## [STATED TASK 1]
Reproduce the passage from the court excerpt on tax amnesty below, starting with "Given the provisions" and going on through "of section 10(c).".

Given the provisions of section 10(c) to the effect that tax amnesty relief does not apply in respect of taxes payable in terms of an assessment issued by the Commissioner before the submission of the application, and given the respondent's compelling argument that the 2007 and 2008 assessments did not determine a new tax liability but only reduced the previously (2006) assessed and due liability, I am of the view that there is merit in the stance adopted by the respondent: on the applicant's own admission, his amnesty application only involved taxes not previously assessed. From this it follows that the taxes "previously assessed", as in the 2006 assessments, are not covered by the amnesty relief subsequently granted because of the provisions of section 10(c).


[75] In his comprehensive opposing affidavit, the respondent repeatedly denies that any taxes, penalties or interest were raised in the 2008 assessments that were not previously raised in the 2006 or 2007 assessments [the latter assessments also before the amnesty application was submitted as intended by section 10(c)]. The basis for the assessment did not change. It remained an estimate by SARS of the applicant's undeclared taxable income. Only the amount was reduced.


It was pointed out by counsel for the respondent that in appropriate cases the respondent is entitled to rely on estimated assessments. Section 78(1) of the Income Tax Act reads as follows:

"(1) In every case in which any person makes default in furnishing any return or information or the Commissioner is not satisfied with the return or information furnished by any person, the Commissioner may estimate either in whole or in part the taxable income in relation to which the return or information is required."

Element box entries
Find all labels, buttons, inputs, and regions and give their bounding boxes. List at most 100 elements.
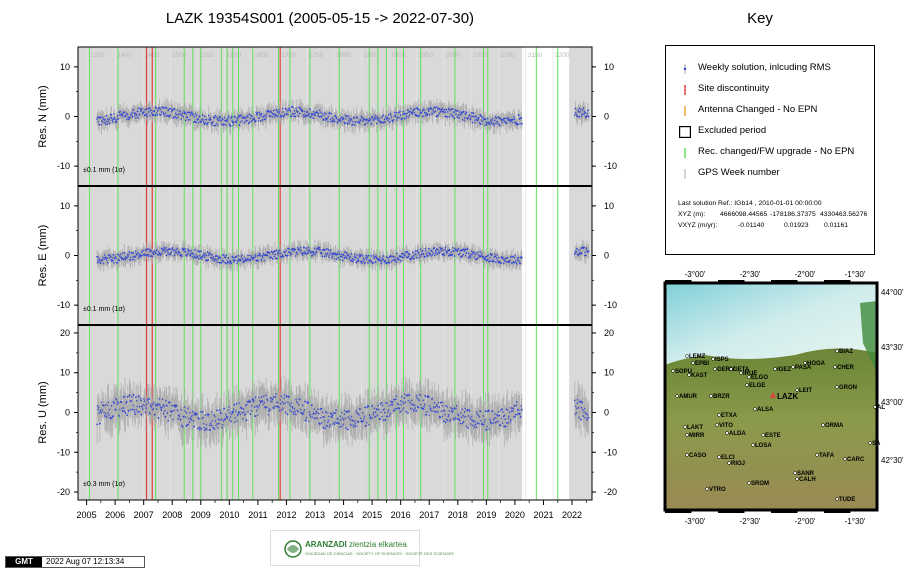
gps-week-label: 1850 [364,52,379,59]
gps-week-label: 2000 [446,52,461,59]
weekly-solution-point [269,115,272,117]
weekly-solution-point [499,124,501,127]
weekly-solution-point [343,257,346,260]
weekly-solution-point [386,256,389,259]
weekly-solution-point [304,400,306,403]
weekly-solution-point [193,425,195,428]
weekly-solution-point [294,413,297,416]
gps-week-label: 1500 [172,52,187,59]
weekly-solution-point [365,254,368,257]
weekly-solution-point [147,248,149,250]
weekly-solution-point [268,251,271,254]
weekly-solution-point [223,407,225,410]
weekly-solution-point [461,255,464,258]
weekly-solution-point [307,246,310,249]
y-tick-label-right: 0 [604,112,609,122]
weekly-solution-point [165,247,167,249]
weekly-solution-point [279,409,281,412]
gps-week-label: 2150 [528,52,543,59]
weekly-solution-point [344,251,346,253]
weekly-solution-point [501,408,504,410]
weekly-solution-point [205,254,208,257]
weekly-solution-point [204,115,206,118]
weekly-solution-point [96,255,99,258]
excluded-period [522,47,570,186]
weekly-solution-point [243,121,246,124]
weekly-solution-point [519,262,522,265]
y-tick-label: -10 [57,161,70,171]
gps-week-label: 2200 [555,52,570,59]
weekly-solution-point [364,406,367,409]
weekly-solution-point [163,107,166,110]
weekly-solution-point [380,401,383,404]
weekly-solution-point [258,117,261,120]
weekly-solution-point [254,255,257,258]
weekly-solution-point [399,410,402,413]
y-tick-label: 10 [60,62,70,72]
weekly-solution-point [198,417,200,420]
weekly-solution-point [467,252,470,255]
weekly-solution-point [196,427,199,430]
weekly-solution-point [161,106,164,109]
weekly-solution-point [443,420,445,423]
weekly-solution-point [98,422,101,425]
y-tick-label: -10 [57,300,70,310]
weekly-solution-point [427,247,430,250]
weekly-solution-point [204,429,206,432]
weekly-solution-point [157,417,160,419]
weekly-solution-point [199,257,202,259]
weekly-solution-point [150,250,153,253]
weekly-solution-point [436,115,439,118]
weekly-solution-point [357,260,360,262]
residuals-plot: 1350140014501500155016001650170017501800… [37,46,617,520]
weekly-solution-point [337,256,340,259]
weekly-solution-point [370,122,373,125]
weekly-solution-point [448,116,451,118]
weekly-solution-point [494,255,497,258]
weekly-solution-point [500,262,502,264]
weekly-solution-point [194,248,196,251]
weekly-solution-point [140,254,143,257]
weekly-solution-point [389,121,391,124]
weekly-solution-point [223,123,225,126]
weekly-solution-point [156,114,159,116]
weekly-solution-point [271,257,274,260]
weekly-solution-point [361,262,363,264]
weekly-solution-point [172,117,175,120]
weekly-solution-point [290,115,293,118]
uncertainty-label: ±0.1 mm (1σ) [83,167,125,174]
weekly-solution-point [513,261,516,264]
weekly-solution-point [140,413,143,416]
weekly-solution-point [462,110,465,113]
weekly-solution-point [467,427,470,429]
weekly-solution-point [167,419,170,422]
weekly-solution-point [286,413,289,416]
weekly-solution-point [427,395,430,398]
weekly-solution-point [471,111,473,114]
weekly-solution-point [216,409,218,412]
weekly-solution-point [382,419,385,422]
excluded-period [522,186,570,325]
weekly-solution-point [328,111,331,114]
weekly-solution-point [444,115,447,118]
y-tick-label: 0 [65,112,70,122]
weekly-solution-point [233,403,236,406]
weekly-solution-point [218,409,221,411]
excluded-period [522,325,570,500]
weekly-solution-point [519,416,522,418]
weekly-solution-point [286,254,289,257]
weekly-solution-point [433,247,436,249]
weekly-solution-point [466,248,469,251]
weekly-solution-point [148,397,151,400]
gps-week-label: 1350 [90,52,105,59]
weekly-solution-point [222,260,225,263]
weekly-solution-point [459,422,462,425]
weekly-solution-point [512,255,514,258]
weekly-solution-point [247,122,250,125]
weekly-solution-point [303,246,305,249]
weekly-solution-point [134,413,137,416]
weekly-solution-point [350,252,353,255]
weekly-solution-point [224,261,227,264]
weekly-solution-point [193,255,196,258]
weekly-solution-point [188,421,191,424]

==

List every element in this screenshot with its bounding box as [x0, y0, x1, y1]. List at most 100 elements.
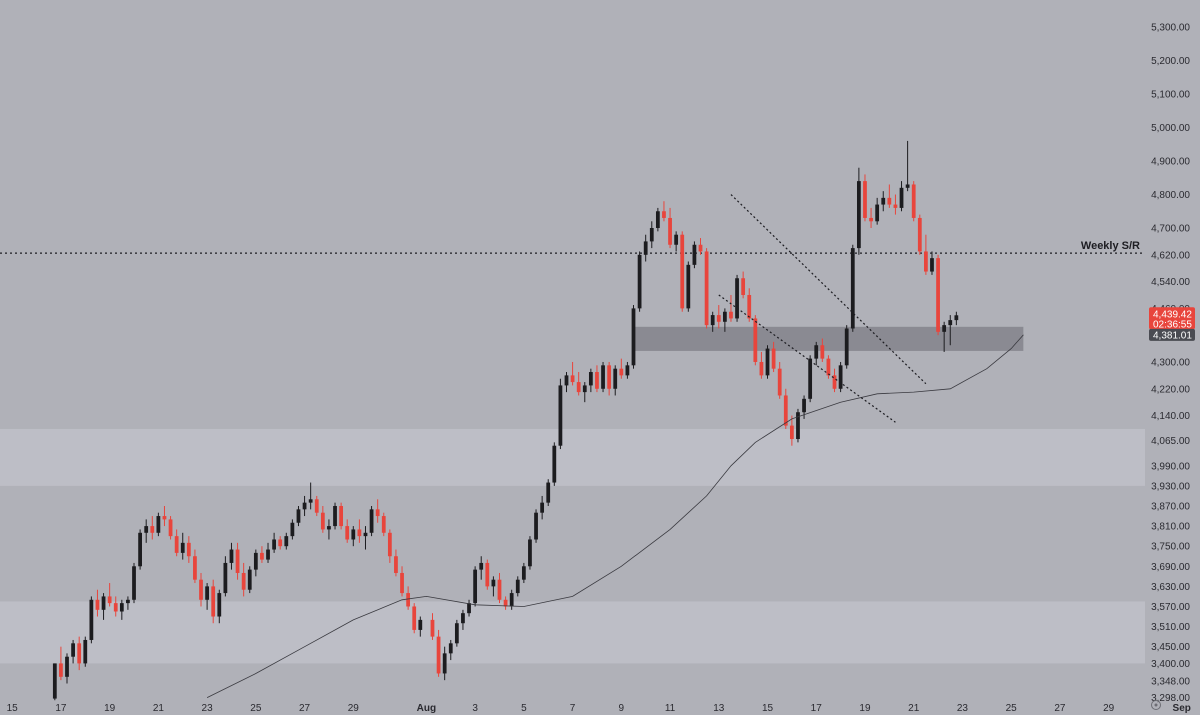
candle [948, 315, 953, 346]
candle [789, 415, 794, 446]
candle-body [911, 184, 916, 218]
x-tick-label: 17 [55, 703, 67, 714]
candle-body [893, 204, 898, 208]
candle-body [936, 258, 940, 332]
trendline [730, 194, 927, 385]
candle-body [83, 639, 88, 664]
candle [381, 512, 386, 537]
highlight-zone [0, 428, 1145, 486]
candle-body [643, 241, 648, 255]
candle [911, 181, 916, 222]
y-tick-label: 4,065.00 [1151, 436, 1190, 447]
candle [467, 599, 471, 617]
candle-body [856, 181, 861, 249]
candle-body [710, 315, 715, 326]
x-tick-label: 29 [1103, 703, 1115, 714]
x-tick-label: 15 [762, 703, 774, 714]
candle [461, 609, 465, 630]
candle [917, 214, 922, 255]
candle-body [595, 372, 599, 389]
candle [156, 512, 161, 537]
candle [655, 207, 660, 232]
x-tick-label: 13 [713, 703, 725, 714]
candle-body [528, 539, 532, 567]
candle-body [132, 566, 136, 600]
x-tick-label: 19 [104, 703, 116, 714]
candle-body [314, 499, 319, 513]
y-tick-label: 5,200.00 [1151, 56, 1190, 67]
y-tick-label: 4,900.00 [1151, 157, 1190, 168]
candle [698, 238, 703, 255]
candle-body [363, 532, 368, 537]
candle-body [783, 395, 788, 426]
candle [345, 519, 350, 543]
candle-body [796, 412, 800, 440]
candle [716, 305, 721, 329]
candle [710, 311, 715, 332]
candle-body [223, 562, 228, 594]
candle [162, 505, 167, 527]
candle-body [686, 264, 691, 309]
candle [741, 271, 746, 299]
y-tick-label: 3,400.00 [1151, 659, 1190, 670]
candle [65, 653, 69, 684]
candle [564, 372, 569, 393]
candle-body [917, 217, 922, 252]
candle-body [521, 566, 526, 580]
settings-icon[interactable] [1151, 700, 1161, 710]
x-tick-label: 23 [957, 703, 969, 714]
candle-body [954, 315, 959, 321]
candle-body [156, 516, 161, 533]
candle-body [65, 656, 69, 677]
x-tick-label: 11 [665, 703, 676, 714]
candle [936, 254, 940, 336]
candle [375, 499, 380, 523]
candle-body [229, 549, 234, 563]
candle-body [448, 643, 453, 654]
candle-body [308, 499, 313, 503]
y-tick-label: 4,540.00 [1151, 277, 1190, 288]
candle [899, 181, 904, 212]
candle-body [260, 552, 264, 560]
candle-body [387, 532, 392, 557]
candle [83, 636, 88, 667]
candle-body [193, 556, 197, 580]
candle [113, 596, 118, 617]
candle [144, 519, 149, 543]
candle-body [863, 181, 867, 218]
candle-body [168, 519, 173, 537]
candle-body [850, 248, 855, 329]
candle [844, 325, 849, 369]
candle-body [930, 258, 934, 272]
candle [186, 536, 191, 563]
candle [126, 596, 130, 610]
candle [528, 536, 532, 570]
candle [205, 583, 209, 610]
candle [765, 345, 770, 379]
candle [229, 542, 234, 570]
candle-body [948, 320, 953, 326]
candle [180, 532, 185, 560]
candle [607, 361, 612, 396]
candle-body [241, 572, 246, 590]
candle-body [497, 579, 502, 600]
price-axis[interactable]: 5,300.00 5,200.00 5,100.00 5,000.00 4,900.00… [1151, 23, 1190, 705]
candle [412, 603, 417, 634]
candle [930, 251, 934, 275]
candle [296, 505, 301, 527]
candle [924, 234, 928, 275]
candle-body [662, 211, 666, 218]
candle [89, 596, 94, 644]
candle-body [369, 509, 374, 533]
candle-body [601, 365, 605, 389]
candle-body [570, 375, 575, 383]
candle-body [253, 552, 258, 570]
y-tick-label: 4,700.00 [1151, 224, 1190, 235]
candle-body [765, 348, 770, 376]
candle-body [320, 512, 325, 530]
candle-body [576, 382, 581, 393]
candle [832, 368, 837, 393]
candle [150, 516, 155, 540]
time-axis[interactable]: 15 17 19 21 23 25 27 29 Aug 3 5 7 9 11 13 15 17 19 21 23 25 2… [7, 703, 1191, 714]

## [STATED TASK 2]
Rewrite the entries above as a numbered list without blank lines, starting with the line with "candle [948, 315, 953, 346]" and going on through the line with "candle [144, 519, 149, 543]".

## [COMPLETE ANSWER 1]
Given the provisions of section 10(c) to the effect that tax amnesty relief does not apply in respect of taxes payable in terms of an assessment issued by the Commissioner before the submission of the application, and given the respondent's compelling argument that the 2007 and 2008 assessments did not determine a new tax liability but only reduced the previously (2006) assessed and due liability, I am of the view that there is merit in the stance adopted by the respondent: on the applicant's own admission, his amnesty application only involved taxes not previously assessed. From this it follows that the taxes "previously assessed", as in the 2006 assessments, are not covered by the amnesty relief subsequently granted because of the provisions of section 10(c).

## [COMPLETE ANSWER 2]
1. candle [948, 315, 953, 346]
2. candle [789, 415, 794, 446]
3. candle-body [911, 184, 916, 218]
4. x-tick-label: 17 [55, 703, 67, 714]
5. candle-body [893, 204, 898, 208]
6. candle-body [936, 258, 940, 332]
7. trendline [730, 194, 927, 385]
8. candle-body [83, 639, 88, 664]
9. candle [381, 512, 386, 537]
10. highlight-zone [0, 428, 1145, 486]
11. candle-body [643, 241, 648, 255]
12. candle [911, 181, 916, 222]
13. y-tick-label: 4,065.00 [1151, 436, 1190, 447]
14. candle [467, 599, 471, 617]
15. candle-body [856, 181, 861, 249]
16. candle-body [710, 315, 715, 326]
17. x-tick-label: 29 [1103, 703, 1115, 714]
18. x-tick-label: 15 [762, 703, 774, 714]
19. candle [461, 609, 465, 630]
20. candle [917, 214, 922, 255]
21. candle-body [595, 372, 599, 389]
22. candle [156, 512, 161, 537]
23. candle [655, 207, 660, 232]
24. x-tick-label: 13 [713, 703, 725, 714]
25. candle-body [528, 539, 532, 567]
26. candle-body [132, 566, 136, 600]
27. x-tick-label: 19 [104, 703, 116, 714]
28. candle-body [314, 499, 319, 513]
29. y-tick-label: 5,200.00 [1151, 56, 1190, 67]
30. y-tick-label: 4,900.00 [1151, 157, 1190, 168]
31. candle [698, 238, 703, 255]
32. candle-body [363, 532, 368, 537]
33. candle-body [783, 395, 788, 426]
34. candle [345, 519, 350, 543]
35. candle-body [796, 412, 800, 440]
36. candle [716, 305, 721, 329]
37. candle [710, 311, 715, 332]
38. candle-body [223, 562, 228, 594]
39. candle [162, 505, 167, 527]
40. candle-body [686, 264, 691, 309]
41. candle [741, 271, 746, 299]
42. y-tick-label: 3,400.00 [1151, 659, 1190, 670]
43. candle [65, 653, 69, 684]
44. candle [564, 372, 569, 393]
45. candle-body [917, 217, 922, 252]
46. candle-body [521, 566, 526, 580]
47. settings-icon[interactable] [1151, 700, 1161, 710]
48. x-tick-label: 23 [957, 703, 969, 714]
49. candle-body [954, 315, 959, 321]
50. candle-body [156, 516, 161, 533]
51. candle-body [65, 656, 69, 677]
52. x-tick-label: 11 [665, 703, 676, 714]
53. candle [936, 254, 940, 336]
54. candle [375, 499, 380, 523]
55. candle-body [229, 549, 234, 563]
56. candle-body [448, 643, 453, 654]
57. candle-body [308, 499, 313, 503]
58. y-tick-label: 4,540.00 [1151, 277, 1190, 288]
59. candle [899, 181, 904, 212]
60. candle-body [260, 552, 264, 560]
61. candle-body [387, 532, 392, 557]
62. candle [83, 636, 88, 667]
63. candle-body [193, 556, 197, 580]
64. candle [113, 596, 118, 617]
65. candle [144, 519, 149, 543]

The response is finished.